(Available data)
--------------------------------------------------
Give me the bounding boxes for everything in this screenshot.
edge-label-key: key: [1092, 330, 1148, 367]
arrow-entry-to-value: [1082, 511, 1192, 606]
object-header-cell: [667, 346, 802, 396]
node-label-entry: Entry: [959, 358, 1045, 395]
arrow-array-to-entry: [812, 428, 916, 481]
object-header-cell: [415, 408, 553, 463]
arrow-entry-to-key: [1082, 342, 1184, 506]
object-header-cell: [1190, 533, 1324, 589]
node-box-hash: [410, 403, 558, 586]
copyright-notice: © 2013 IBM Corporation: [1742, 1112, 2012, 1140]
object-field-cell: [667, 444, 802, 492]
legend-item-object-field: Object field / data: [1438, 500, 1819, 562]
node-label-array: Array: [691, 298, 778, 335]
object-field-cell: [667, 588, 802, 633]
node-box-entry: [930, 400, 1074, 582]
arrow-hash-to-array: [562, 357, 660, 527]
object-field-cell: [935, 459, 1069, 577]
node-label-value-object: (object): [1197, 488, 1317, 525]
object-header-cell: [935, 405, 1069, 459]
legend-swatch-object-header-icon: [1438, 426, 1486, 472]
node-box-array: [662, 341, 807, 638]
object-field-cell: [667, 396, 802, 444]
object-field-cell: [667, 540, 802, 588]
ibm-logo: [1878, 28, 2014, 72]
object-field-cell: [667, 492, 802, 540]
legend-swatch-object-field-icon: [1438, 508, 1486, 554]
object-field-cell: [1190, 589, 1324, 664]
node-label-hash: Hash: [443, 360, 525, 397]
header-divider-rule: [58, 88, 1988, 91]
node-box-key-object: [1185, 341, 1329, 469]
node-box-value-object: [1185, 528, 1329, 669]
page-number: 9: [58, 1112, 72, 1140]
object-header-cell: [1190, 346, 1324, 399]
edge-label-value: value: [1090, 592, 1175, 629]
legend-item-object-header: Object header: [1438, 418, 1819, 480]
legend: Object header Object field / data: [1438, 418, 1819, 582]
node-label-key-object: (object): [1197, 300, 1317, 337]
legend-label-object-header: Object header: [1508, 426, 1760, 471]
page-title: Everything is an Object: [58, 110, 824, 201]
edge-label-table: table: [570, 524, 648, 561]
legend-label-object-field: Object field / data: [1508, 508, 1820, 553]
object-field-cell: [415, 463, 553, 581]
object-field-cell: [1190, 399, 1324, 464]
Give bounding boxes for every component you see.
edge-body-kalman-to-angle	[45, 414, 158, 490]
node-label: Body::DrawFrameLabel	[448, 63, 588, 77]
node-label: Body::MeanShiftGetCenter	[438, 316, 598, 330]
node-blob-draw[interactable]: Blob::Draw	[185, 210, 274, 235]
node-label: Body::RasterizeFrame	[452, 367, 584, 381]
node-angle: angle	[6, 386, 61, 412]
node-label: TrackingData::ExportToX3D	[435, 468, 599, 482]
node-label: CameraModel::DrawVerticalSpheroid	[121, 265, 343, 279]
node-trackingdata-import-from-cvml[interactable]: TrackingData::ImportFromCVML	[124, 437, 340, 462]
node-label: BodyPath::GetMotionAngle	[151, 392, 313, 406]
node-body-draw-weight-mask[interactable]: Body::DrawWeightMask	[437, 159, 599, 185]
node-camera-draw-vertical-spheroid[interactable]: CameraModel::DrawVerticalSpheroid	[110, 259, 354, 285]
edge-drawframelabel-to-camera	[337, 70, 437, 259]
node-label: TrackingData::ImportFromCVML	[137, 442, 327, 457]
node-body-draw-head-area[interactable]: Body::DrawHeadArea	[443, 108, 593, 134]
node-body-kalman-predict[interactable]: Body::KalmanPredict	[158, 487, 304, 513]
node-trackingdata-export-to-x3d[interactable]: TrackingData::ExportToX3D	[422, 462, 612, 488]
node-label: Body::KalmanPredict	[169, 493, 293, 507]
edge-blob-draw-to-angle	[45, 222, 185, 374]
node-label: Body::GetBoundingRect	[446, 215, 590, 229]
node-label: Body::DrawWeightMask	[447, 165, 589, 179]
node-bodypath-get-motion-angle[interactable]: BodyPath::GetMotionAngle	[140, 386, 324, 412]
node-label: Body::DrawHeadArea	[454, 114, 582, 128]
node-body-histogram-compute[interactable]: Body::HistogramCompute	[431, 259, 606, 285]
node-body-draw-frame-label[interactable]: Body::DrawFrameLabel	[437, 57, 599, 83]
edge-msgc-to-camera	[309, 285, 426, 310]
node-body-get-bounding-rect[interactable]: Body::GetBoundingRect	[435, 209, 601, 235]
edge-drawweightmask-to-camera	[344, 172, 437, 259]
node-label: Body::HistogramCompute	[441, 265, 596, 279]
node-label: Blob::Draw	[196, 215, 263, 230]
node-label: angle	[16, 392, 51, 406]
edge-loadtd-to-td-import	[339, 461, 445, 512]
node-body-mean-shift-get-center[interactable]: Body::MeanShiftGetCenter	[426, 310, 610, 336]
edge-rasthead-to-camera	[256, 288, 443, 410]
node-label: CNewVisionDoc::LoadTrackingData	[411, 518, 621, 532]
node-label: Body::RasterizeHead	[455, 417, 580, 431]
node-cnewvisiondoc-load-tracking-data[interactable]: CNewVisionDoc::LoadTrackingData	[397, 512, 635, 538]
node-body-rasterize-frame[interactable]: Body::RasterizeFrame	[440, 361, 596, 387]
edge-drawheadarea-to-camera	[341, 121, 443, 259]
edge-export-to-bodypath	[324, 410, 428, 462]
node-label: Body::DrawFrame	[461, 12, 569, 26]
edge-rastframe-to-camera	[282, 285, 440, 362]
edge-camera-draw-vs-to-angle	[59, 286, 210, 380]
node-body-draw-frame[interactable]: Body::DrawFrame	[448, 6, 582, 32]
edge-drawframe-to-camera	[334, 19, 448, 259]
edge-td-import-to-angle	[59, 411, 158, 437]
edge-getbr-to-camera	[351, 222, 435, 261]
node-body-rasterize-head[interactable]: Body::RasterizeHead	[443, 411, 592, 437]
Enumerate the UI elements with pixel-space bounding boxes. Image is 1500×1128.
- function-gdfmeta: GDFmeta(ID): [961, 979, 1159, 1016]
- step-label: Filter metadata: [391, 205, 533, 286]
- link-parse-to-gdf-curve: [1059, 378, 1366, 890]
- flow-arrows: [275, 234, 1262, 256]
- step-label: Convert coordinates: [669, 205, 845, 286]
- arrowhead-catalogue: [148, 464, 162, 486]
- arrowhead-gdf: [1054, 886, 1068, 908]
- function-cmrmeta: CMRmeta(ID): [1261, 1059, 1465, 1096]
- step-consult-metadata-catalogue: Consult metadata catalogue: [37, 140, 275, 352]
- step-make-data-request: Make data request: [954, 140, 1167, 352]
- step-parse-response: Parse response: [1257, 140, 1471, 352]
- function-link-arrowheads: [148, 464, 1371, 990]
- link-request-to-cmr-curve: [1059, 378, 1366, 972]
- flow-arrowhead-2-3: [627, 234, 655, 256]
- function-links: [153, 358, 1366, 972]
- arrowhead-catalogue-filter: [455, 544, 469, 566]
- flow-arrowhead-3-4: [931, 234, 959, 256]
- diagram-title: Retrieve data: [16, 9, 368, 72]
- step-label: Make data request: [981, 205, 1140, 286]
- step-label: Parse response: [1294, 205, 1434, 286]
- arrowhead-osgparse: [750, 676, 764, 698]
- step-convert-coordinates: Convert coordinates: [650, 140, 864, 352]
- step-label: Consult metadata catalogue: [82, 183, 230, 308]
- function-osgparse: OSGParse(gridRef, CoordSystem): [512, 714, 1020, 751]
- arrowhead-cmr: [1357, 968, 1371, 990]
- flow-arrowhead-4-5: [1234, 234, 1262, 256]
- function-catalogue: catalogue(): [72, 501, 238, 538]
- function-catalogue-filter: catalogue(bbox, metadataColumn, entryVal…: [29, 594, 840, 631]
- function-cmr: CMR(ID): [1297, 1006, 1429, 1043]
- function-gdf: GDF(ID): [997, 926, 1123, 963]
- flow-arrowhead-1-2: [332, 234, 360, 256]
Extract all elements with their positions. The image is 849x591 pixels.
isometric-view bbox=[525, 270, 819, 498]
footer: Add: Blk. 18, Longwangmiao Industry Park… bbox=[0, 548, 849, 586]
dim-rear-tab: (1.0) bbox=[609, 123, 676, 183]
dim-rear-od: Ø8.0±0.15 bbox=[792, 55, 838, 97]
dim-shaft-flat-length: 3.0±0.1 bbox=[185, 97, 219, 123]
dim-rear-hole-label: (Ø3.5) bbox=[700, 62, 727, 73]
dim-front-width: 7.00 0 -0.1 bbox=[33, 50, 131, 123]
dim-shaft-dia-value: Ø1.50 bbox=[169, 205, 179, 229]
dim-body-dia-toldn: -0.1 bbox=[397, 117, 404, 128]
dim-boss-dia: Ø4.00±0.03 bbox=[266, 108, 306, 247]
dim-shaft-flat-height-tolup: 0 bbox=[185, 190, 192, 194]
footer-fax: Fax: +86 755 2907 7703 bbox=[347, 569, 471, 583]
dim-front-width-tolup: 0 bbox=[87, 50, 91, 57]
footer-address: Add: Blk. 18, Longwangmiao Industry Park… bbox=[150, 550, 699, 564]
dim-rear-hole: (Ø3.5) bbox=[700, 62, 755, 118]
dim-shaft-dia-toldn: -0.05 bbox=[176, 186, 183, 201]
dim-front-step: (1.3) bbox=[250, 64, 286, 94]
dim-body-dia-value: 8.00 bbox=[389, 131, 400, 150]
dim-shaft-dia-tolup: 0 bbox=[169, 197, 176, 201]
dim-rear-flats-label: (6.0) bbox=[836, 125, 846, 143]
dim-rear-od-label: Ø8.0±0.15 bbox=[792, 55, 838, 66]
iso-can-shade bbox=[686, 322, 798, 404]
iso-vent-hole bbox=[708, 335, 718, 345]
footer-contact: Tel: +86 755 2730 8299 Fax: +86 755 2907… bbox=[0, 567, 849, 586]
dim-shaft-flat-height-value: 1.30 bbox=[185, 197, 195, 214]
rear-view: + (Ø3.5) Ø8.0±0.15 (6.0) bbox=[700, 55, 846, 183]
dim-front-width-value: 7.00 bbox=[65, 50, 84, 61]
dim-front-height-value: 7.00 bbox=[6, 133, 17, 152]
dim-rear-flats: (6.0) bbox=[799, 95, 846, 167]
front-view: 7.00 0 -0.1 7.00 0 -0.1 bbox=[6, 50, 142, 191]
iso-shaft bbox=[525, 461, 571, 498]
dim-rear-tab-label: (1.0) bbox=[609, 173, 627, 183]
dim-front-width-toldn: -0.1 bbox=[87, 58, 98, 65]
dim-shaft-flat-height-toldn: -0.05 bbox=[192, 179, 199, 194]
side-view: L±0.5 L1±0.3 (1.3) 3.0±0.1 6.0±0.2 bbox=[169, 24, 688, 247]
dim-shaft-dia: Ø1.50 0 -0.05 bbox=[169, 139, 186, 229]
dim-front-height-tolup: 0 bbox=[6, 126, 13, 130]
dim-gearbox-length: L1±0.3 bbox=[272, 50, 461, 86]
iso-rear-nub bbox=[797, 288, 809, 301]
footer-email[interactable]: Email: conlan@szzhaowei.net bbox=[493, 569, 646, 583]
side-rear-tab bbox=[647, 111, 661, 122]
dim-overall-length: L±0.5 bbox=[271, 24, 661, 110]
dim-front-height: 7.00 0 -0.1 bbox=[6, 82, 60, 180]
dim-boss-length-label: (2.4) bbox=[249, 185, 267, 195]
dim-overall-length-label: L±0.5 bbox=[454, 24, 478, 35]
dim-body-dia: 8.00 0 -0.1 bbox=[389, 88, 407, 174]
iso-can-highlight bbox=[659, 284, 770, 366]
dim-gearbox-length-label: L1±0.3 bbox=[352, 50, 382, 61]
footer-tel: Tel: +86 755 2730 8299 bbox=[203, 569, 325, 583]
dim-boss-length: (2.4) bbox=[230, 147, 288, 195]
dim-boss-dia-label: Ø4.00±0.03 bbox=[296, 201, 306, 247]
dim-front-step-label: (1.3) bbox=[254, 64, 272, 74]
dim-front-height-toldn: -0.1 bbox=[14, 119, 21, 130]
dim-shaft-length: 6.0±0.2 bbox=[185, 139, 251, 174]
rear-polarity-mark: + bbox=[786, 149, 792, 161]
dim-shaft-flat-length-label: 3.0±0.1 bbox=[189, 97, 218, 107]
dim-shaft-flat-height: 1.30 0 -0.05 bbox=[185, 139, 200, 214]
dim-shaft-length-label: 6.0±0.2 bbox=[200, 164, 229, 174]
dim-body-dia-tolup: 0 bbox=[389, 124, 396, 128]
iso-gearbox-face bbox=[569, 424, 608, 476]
--------------------------------------------------
(Problem statement) Copy the records from the beginning through the line containing "object-header-cell: [415, 408, 553, 463]", substituting "image" for "screenshot" and keeping everything else the same.

(Written solution)
Give me the bounding boxes for everything in this image.
edge-label-key: key: [1092, 330, 1148, 367]
arrow-entry-to-value: [1082, 511, 1192, 606]
object-header-cell: [667, 346, 802, 396]
node-label-entry: Entry: [959, 358, 1045, 395]
arrow-array-to-entry: [812, 428, 916, 481]
object-header-cell: [415, 408, 553, 463]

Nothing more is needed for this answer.